**Exercise data:**

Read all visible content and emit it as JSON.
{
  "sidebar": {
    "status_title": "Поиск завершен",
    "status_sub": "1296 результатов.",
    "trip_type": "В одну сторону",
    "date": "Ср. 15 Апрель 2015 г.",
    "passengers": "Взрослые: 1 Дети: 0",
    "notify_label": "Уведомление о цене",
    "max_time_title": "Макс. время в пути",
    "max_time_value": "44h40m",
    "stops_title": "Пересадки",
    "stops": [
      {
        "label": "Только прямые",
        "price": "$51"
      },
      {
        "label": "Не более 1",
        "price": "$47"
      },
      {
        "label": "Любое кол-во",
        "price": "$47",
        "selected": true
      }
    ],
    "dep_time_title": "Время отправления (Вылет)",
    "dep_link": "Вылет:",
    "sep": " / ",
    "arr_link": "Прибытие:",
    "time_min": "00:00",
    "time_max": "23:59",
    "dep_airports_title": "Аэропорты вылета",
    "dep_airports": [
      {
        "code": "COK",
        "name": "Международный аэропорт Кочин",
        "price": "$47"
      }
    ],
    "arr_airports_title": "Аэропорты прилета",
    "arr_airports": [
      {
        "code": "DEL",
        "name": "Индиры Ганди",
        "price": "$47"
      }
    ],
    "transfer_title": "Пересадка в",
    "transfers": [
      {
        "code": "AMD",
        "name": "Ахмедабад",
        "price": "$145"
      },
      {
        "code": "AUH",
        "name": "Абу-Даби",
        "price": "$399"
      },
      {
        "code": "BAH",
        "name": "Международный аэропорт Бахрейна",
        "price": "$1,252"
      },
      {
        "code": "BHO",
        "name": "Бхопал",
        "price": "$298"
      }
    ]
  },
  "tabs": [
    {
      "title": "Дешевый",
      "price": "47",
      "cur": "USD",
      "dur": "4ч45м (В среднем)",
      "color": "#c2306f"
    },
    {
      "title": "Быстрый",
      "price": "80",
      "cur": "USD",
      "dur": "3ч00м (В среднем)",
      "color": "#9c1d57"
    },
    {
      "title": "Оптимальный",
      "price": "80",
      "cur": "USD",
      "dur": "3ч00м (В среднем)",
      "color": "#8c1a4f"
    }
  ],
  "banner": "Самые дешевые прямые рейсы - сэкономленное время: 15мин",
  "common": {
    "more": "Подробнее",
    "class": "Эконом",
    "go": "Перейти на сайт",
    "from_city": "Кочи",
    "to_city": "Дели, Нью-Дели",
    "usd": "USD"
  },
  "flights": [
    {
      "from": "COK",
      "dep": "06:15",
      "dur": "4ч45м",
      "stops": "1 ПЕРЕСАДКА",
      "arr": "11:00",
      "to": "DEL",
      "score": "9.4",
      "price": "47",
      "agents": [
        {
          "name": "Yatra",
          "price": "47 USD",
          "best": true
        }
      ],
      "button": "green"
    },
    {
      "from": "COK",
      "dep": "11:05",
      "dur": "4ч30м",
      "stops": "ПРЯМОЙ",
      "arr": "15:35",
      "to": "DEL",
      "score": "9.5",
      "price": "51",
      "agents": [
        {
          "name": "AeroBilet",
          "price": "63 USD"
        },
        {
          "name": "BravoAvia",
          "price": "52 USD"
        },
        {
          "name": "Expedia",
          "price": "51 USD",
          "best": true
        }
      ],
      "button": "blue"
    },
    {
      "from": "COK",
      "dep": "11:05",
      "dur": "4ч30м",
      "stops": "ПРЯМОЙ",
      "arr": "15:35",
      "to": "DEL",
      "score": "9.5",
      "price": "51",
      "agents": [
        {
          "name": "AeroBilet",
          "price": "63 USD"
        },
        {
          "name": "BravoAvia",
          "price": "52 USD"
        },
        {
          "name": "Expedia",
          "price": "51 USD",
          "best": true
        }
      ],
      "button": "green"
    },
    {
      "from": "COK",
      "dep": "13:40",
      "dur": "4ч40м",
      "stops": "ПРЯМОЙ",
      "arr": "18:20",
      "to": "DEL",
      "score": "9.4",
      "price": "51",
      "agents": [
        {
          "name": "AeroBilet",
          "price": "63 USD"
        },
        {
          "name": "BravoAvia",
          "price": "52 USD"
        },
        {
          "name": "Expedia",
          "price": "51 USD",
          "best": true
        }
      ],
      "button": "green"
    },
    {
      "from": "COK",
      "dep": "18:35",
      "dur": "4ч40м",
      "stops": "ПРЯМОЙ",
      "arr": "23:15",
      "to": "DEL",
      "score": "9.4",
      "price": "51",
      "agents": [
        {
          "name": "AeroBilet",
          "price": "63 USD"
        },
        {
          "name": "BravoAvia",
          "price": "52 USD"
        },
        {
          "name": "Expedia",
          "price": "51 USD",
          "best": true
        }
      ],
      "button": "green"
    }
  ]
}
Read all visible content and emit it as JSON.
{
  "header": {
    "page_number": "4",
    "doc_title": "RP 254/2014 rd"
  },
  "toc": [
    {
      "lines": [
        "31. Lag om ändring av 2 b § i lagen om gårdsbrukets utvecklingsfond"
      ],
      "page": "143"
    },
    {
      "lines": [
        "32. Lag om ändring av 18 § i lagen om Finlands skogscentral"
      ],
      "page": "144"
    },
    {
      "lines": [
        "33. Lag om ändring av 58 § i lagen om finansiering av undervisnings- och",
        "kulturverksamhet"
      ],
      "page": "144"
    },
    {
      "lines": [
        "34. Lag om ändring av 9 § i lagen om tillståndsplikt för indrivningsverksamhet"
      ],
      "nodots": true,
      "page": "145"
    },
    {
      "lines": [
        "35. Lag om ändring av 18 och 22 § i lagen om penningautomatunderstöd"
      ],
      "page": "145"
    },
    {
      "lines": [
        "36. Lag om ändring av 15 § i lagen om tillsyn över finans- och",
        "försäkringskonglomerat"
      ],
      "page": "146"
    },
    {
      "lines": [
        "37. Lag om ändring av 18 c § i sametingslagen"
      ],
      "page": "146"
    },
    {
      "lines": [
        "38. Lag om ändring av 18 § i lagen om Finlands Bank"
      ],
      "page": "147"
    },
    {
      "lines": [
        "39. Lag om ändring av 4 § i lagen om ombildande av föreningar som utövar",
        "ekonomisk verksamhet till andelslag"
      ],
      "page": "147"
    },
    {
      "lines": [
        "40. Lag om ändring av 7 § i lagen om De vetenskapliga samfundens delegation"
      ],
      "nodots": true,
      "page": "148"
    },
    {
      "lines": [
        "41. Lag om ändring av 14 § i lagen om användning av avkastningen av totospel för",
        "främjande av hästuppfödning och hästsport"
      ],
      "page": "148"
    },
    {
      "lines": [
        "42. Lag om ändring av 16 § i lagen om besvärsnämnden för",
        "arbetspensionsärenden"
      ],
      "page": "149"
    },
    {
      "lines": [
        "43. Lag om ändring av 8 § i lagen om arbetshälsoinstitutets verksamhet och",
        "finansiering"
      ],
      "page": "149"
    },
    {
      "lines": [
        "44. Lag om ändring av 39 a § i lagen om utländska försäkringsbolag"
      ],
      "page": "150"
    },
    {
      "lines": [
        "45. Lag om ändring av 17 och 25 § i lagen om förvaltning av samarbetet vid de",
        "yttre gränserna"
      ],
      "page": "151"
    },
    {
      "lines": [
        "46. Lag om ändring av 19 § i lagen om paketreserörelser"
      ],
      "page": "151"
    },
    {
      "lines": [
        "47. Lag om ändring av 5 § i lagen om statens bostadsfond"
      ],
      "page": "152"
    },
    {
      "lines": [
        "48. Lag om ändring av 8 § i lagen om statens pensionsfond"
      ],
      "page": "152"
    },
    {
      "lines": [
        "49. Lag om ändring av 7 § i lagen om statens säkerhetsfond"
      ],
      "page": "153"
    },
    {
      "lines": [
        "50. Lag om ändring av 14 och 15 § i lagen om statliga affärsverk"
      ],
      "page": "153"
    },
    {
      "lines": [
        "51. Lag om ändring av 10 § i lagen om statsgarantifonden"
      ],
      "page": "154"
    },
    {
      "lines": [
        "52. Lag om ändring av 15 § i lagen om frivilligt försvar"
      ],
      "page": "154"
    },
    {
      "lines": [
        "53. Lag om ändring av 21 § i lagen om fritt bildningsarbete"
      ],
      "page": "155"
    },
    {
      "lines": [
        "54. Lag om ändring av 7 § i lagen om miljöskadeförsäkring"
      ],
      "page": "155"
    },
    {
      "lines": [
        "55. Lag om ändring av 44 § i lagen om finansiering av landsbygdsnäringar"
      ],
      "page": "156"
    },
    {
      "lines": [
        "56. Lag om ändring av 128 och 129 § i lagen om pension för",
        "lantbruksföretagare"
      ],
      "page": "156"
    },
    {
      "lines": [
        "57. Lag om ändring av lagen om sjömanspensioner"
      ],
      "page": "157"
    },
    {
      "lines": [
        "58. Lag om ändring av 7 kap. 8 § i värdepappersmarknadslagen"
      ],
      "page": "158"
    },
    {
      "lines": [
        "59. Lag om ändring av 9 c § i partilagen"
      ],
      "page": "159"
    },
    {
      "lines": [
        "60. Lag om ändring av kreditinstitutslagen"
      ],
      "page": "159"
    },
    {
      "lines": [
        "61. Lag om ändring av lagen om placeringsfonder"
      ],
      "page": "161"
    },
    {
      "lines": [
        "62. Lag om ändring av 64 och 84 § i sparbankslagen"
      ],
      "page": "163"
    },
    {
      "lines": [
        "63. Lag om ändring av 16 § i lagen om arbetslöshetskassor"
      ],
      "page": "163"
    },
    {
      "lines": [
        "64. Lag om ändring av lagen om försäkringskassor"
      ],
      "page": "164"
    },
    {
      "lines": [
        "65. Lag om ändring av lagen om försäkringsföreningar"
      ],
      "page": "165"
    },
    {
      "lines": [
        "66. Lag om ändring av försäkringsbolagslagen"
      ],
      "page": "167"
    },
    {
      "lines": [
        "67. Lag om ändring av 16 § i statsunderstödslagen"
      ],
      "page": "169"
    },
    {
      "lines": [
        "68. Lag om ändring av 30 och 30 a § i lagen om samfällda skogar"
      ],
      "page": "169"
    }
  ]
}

**Description of the task:**
State how many lines of the entries above include the word "прямые", offering no text other than the number.

**Task answer:**
2